Your goal: Which lines of the records contain "Estado"? Collect every one of them.

•••••

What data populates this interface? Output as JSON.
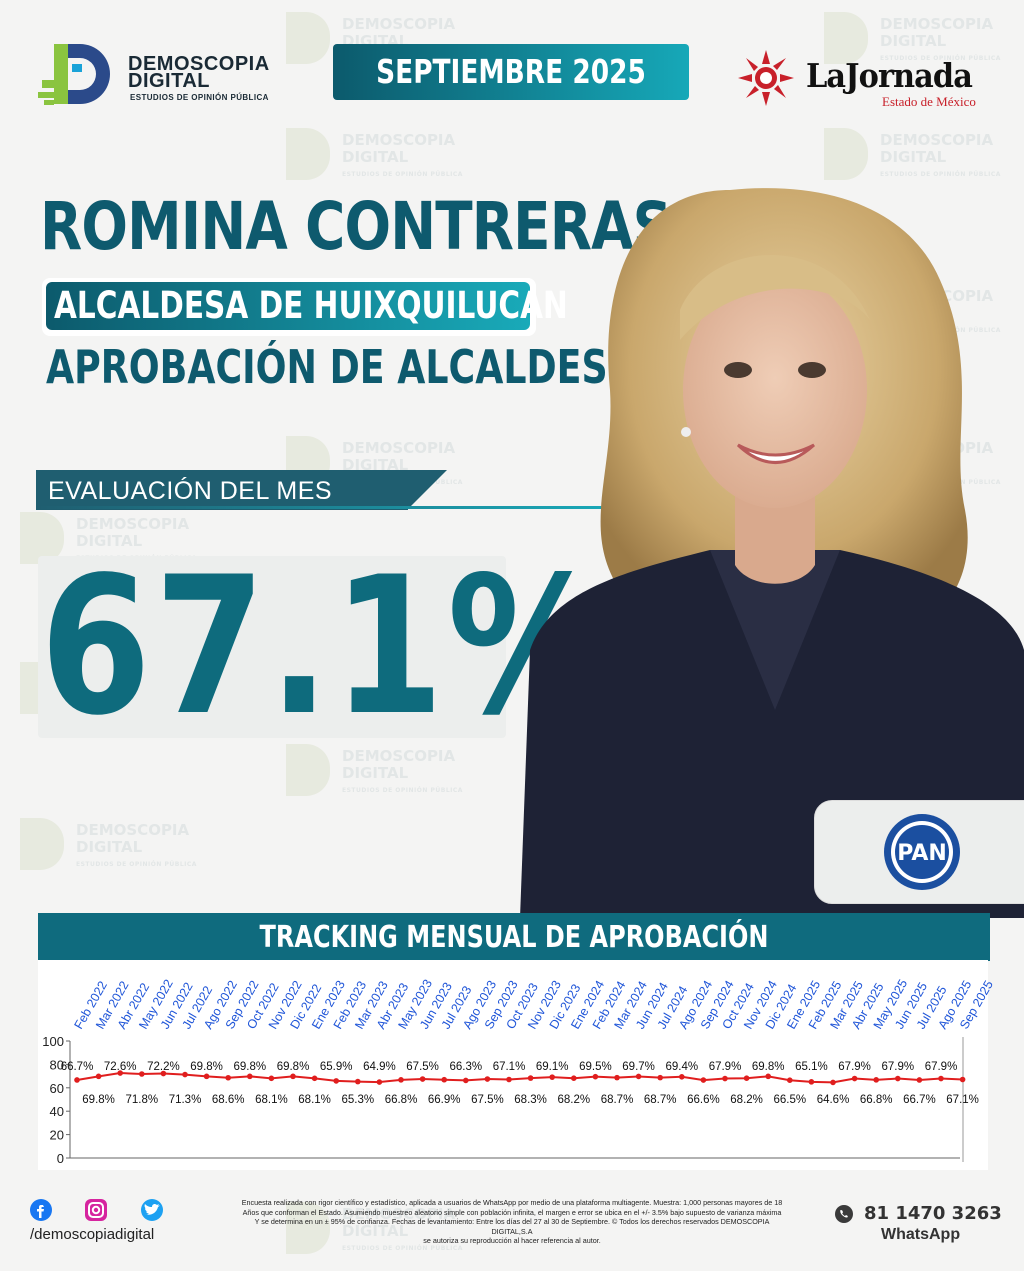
{
  "header": {
    "brand_name_line1": "DEMOSCOPIA",
    "brand_name_line2": "DIGITAL",
    "brand_tagline": "ESTUDIOS DE OPINIÓN PÚBLICA",
    "month": "SEPTIEMBRE 2025",
    "partner_name": "LaJornada",
    "partner_sub": "Estado de México"
  },
  "headline": {
    "name": "ROMINA CONTRERAS",
    "role": "ALCALDESA DE HUIXQUILUCAN",
    "topic": "APROBACIÓN DE ALCALDES",
    "eval_label": "EVALUACIÓN DEL MES",
    "eval_value": "67.1%",
    "party": "PAN"
  },
  "tracking": {
    "title": "TRACKING MENSUAL DE APROBACIÓN"
  },
  "chart_data": {
    "type": "line",
    "title": "TRACKING MENSUAL DE APROBACIÓN",
    "categories": [
      "Feb 2022",
      "Mar 2022",
      "Abr 2022",
      "May 2022",
      "Jun 2022",
      "Jul 2022",
      "Ago 2022",
      "Sep 2022",
      "Oct 2022",
      "Nov 2022",
      "Dic 2022",
      "Ene 2023",
      "Feb 2023",
      "Mar 2023",
      "Abr 2023",
      "May 2023",
      "Jun 2023",
      "Jul 2023",
      "Ago 2023",
      "Sep 2023",
      "Oct 2023",
      "Nov 2023",
      "Dic 2023",
      "Ene 2024",
      "Feb 2024",
      "Mar 2024",
      "Jun 2024",
      "Jul 2024",
      "Ago 2024",
      "Sep 2024",
      "Oct 2024",
      "Nov 2024",
      "Dic 2024",
      "Ene 2025",
      "Feb 2025",
      "Mar 2025",
      "Abr 2025",
      "May 2025",
      "Jun 2025",
      "Jul 2025",
      "Ago 2025",
      "Sep 2025"
    ],
    "values": [
      66.7,
      69.8,
      72.6,
      71.8,
      72.2,
      71.3,
      69.8,
      68.6,
      69.8,
      68.1,
      69.8,
      68.1,
      65.9,
      65.3,
      64.9,
      66.8,
      67.5,
      66.9,
      66.3,
      67.5,
      67.1,
      68.3,
      69.1,
      68.2,
      69.5,
      68.7,
      69.7,
      68.7,
      69.4,
      66.6,
      67.9,
      68.2,
      69.8,
      66.5,
      65.1,
      64.6,
      67.9,
      66.8,
      67.9,
      66.7,
      67.9,
      67.1
    ],
    "labels": [
      "66.7%",
      "69.8%",
      "72.6%",
      "71.8%",
      "72.2%",
      "71.3%",
      "69.8%",
      "68.6%",
      "69.8%",
      "68.1%",
      "69.8%",
      "68.1%",
      "65.9%",
      "65.3%",
      "64.9%",
      "66.8%",
      "67.5%",
      "66.9%",
      "66.3%",
      "67.5%",
      "67.1%",
      "68.3%",
      "69.1%",
      "68.2%",
      "69.5%",
      "68.7%",
      "69.7%",
      "68.7%",
      "69.4%",
      "66.6%",
      "67.9%",
      "68.2%",
      "69.8%",
      "66.5%",
      "65.1%",
      "64.6%",
      "67.9%",
      "66.8%",
      "67.9%",
      "66.7%",
      "67.9%",
      "67.1%"
    ],
    "y_ticks": [
      "0",
      "20",
      "40",
      "60",
      "80",
      "100"
    ],
    "ylim": [
      0,
      100
    ],
    "line_color": "#e01e1e",
    "grid": false
  },
  "footer": {
    "handle": "/demoscopiadigital",
    "legal_line1": "Encuesta realizada con rigor científico y estadístico, aplicada a usuarios de WhatsApp por medio de una plataforma multiagente. Muestra: 1,000 personas mayores de 18",
    "legal_line2": "Años que conforman el Estado. Asumiendo muestreo aleatorio simple con población infinita, el margen e error se ubica en el +/- 3.5% bajo supuesto de varianza máxima",
    "legal_line3": "Y se determina en un ± 95% de confianza. Fechas de levantamiento: Entre los días del 27 al 30 de Septiembre. © Todos los derechos reservados DEMOSCOPIA DIGITAL,S.A",
    "legal_line4": "se autoriza su reproducción al hacer referencia al autor.",
    "phone": "81 1470 3263",
    "phone_app": "WhatsApp"
  },
  "colors": {
    "teal_dark": "#0e5a6e",
    "teal_light": "#19aab9",
    "accent_red": "#e01e1e"
  }
}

•••••

Solution for this task:
    "partner_sub": "Estado de México"
    "legal_line2": "Años que conforman el Estado. Asumiendo muestreo aleatorio simple con población infinita, el margen e error se ubica en el +/- 3.5% bajo supuesto de varianza máxima",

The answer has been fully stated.